▶ _EXERCISE TASK_
Extract every line of the material that holds the string "выход".

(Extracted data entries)

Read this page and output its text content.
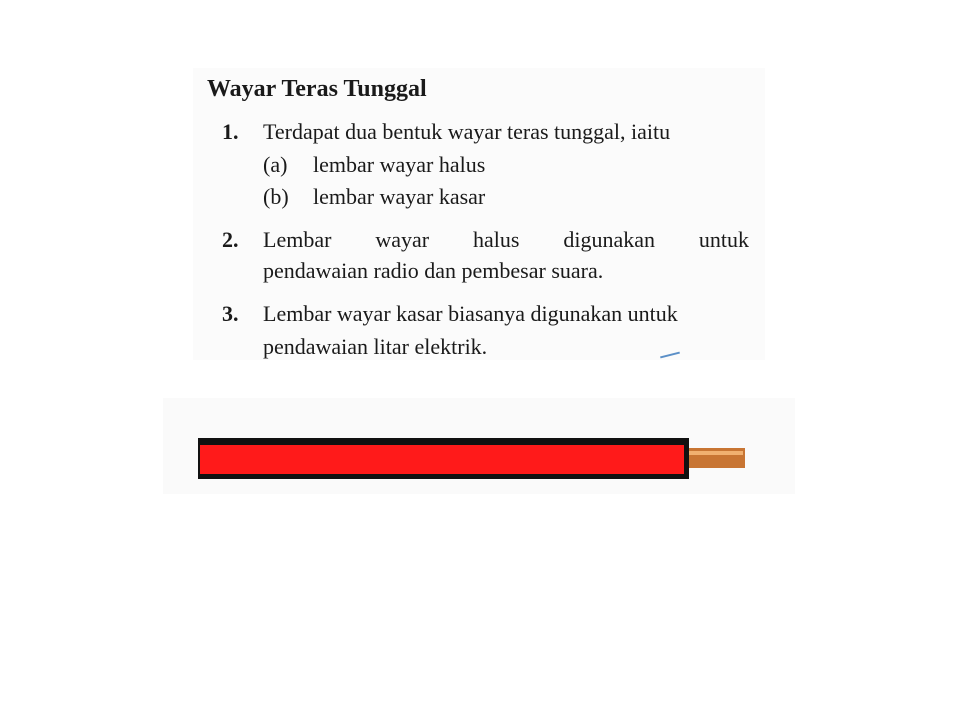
Wayar Teras Tunggal
1. Terdapat dua bentuk wayar teras tunggal, iaitu
(a) lembar wayar halus
(b) lembar wayar kasar
2. Lembar wayar halus digunakan untuk
pendawaian radio dan pembesar suara.
3. Lembar wayar kasar biasanya digunakan untuk
pendawaian litar elektrik.
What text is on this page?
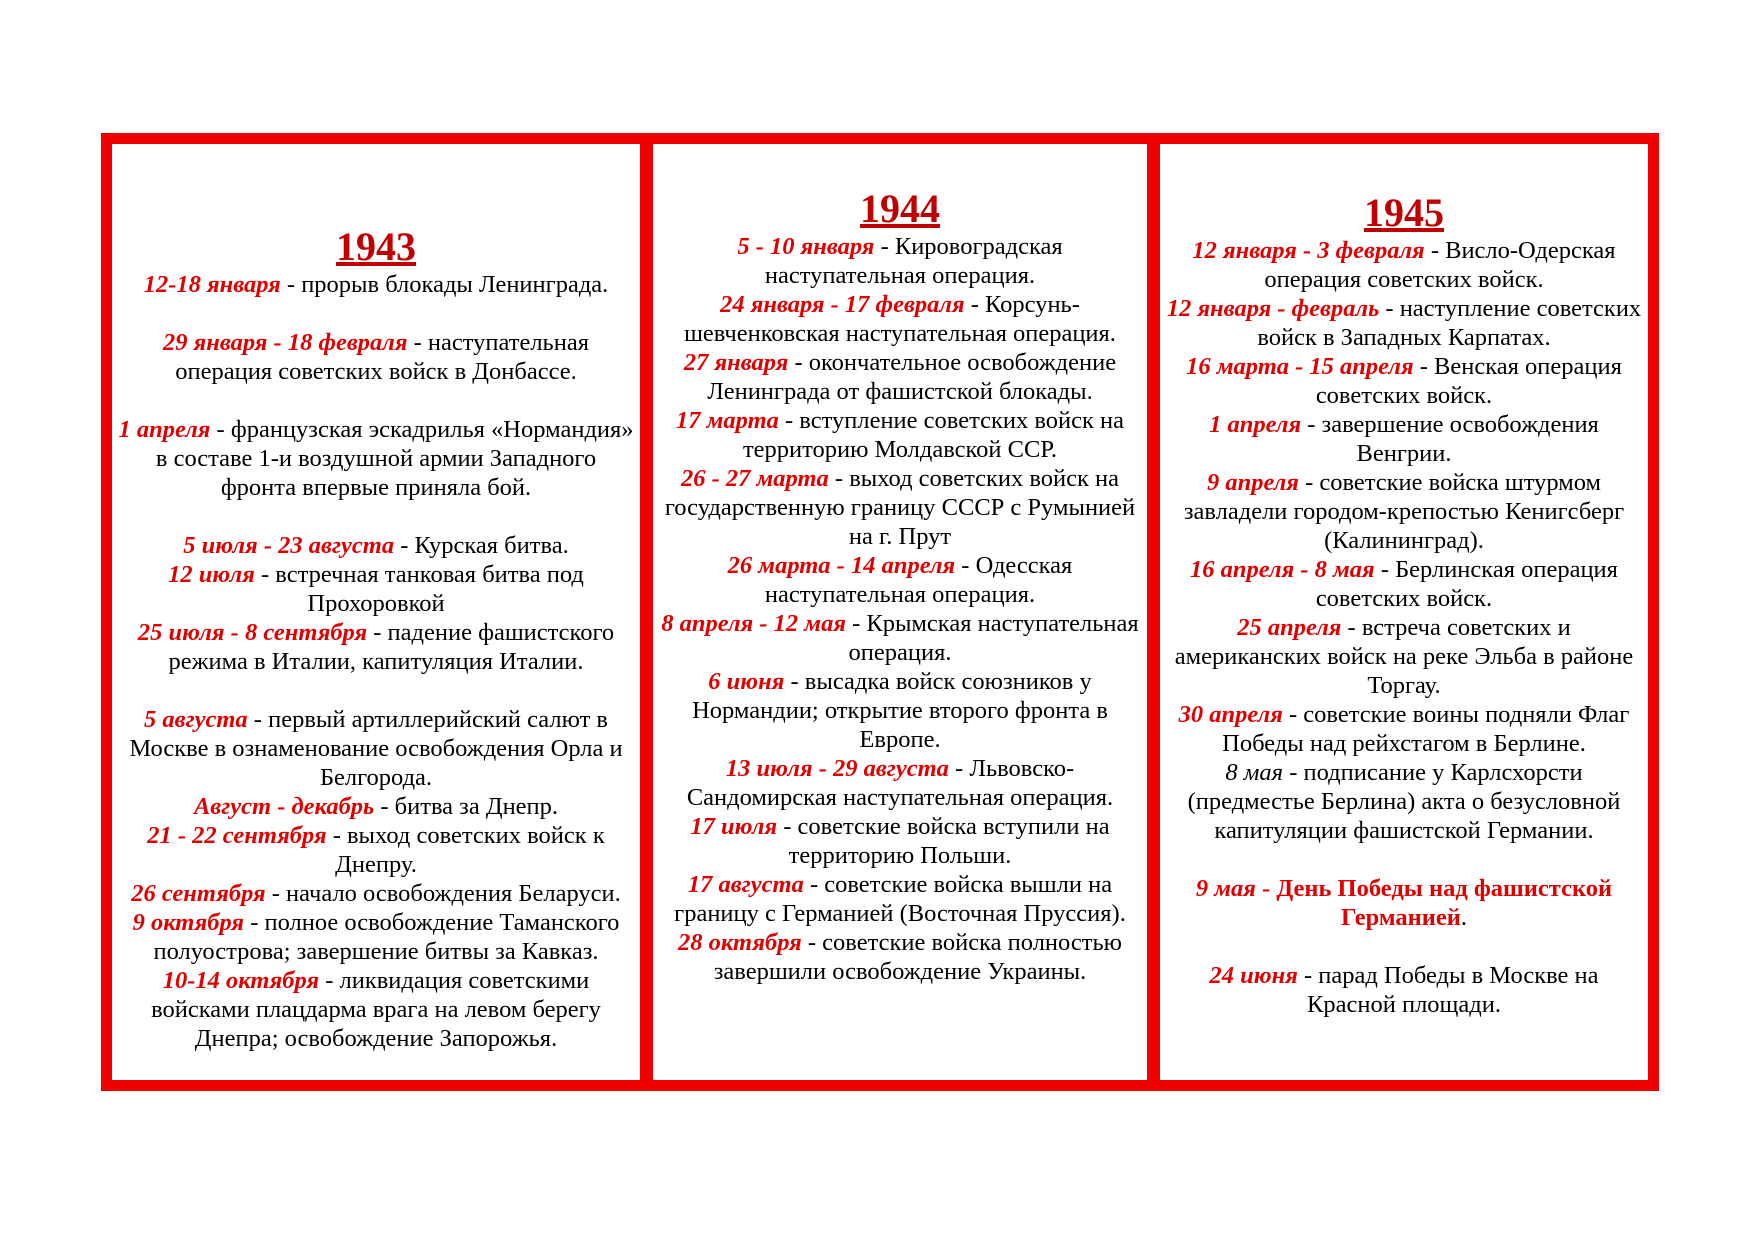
1943

12-18 января - прорыв блокады Ленинграда.

29 января - 18 февраля - наступательная операция советских войск в Донбассе.

1 апреля - французская эскадрилья «Нормандия» в составе 1-и воздушной армии Западного фронта впервые приняла бой.

5 июля - 23 августа - Курская битва.

12 июля - встречная танковая битва под Прохоровкой

25 июля - 8 сентября - падение фашистского режима в Италии, капитуляция Италии.

5 августа - первый артиллерийский салют в Москве в ознаменование освобождения Орла и Белгорода.

Август - декабрь - битва за Днепр.

21 - 22 сентября - выход советских войск к Днепру.

26 сентября - начало освобождения Беларуси.

9 октября - полное освобождение Таманского полуострова; завершение битвы за Кавказ.

10-14 октября - ликвидация советскими войсками плацдарма врага на левом берегу Днепра; освобождение Запорожья.

1944

5 - 10 января - Кировоградская наступательная операция.

24 января - 17 февраля - Корсунь-шевченковская наступательная операция.

27 января - окончательное освобождение Ленинграда от фашистской блокады.

17 марта - вступление советских войск на территорию Молдавской ССР.

26 - 27 марта - выход советских войск на государственную границу СССР с Румынией на г. Прут

26 марта - 14 апреля - Одесская наступательная операция.

8 апреля - 12 мая - Крымская наступательная операция.

6 июня - высадка войск союзников у Нормандии; открытие второго фронта в Европе.

13 июля - 29 августа - Львовско-Сандомирская наступательная операция.

17 июля - советские войска вступили на территорию Польши.

17 августа - советские войска вышли на границу с Германией (Восточная Пруссия).

28 октября - советские войска полностью завершили освобождение Украины.

1945

12 января - 3 февраля - Висло-Одерская операция советских войск.

12 января - февраль - наступление советских войск в Западных Карпатах.

16 марта - 15 апреля - Венская операция советских войск.

1 апреля - завершение освобождения Венгрии.

9 апреля - советские войска штурмом завладели городом-крепостью Кенигсберг (Калининград).

16 апреля - 8 мая - Берлинская операция советских войск.

25 апреля - встреча советских и американских войск на реке Эльба в районе Торгау.

30 апреля - советские воины подняли Флаг Победы над рейхстагом в Берлине.

8 мая - подписание у Карлсхорсти (предместье Берлина) акта о безусловной капитуляции фашистской Германии.

9 мая - День Победы над фашистской Германией.

24 июня - парад Победы в Москве на Красной площади.
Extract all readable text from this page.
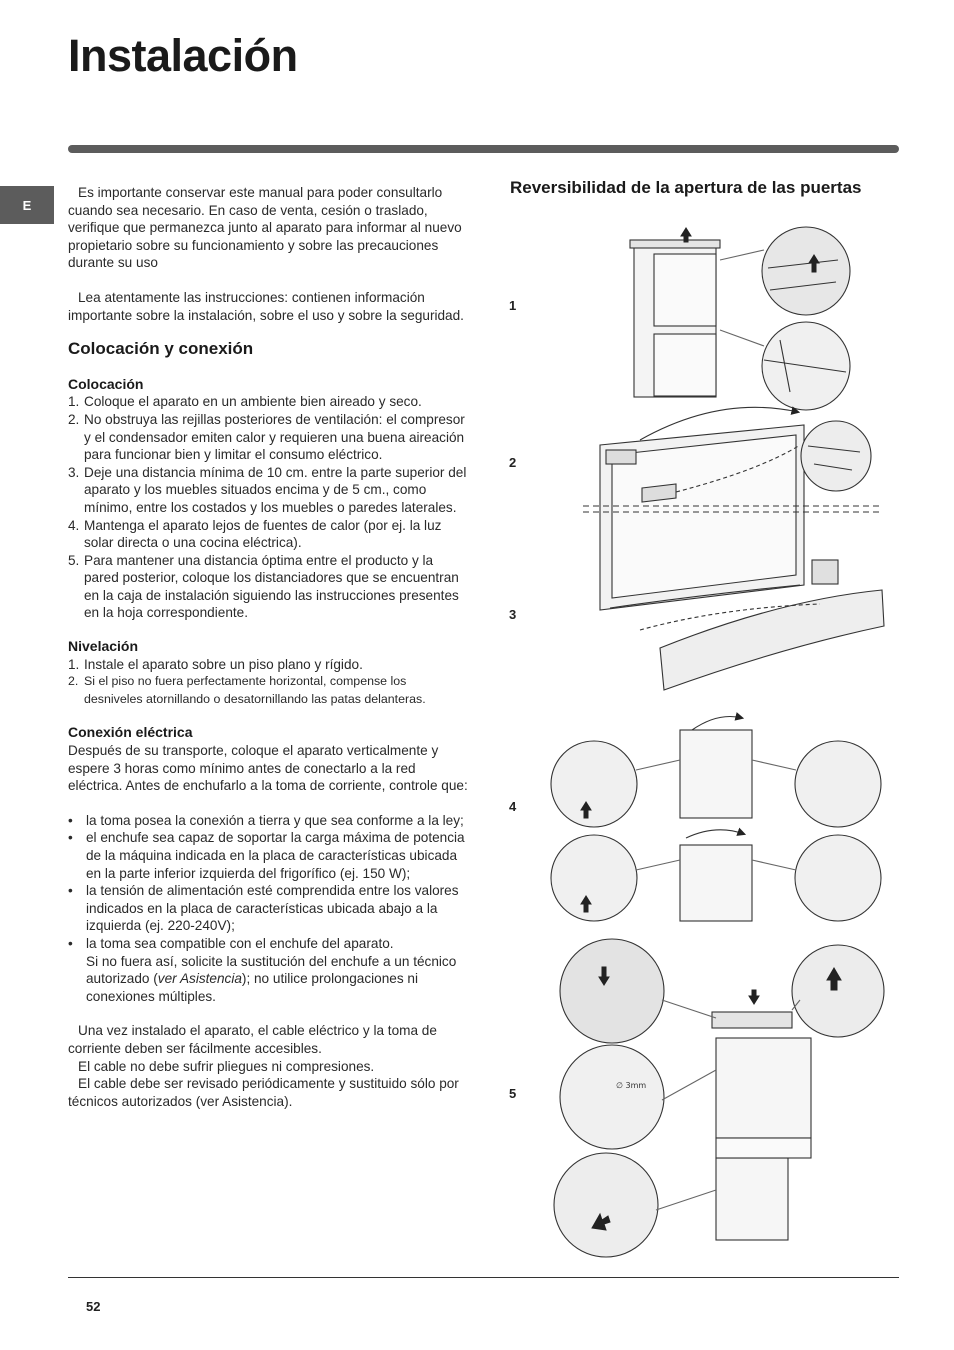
Instalación
E

Es importante conservar este manual para poder consultarlo cuando sea necesario. En caso de venta, cesión o traslado, verifique que permanezca junto al aparato para informar al nuevo propietario sobre su funcionamiento y sobre las precauciones durante su uso

Lea atentamente las instrucciones: contienen información importante sobre la instalación, sobre el uso y sobre la seguridad.

Colocación y conexión
Colocación
1. Coloque el aparato en un ambiente bien aireado y seco.
2. No obstruya las rejillas posteriores de ventilación: el compresor y el condensador emiten calor y requieren una buena aireación para funcionar bien y limitar el consumo eléctrico.
3. Deje una distancia mínima de 10 cm. entre la parte superior del aparato y los muebles situados encima y de 5 cm., como mínimo, entre los costados y los muebles o paredes laterales.
4. Mantenga el aparato lejos de fuentes de calor (por ej. la luz solar directa o una cocina eléctrica).
5. Para mantener una distancia óptima entre el producto y la pared posterior, coloque los distanciadores que se encuentran en la caja de instalación siguiendo las instrucciones presentes en la hoja correspondiente.
Nivelación
1. Instale el aparato sobre un piso plano y rígido.
2. Si el piso no fuera perfectamente horizontal, compense los desniveles atornillando o desatornillando las patas delanteras.
Conexión eléctrica

Después de su transporte, coloque el aparato verticalmente y espere 3 horas como mínimo antes de conectarlo a la red eléctrica. Antes de enchufarlo a la toma de corriente, controle que:

• la toma posea la conexión a tierra y que sea conforme a la ley;
• el enchufe sea capaz de soportar la carga máxima de potencia de la máquina indicada en la placa de características ubicada en la parte inferior izquierda del frigorífico (ej. 150 W);
• la tensión de alimentación esté comprendida entre los valores indicados en la placa de características ubicada abajo a la izquierda (ej. 220-240V);
• la toma sea compatible con el enchufe del aparato.
Si no fuera así, solicite la sustitución del enchufe a un técnico autorizado (ver Asistencia); no utilice prolongaciones ni conexiones múltiples.

Una vez instalado el aparato, el cable eléctrico y la toma de corriente deben ser fácilmente accesibles.

El cable no debe sufrir pliegues ni compresiones.

El cable debe ser revisado periódicamente y sustituido sólo por técnicos autorizados (ver Asistencia).

Reversibilidad de la apertura de las puertas
1
2
3
4
5
∅ 3mm
52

▶ _SOLUTION FOR THIS TASK_
21 - 22 сентября - выход советских войск к Днепру.
26 - 27 марта - выход советских войск на государственную границу СССР с Румынией на г. Прут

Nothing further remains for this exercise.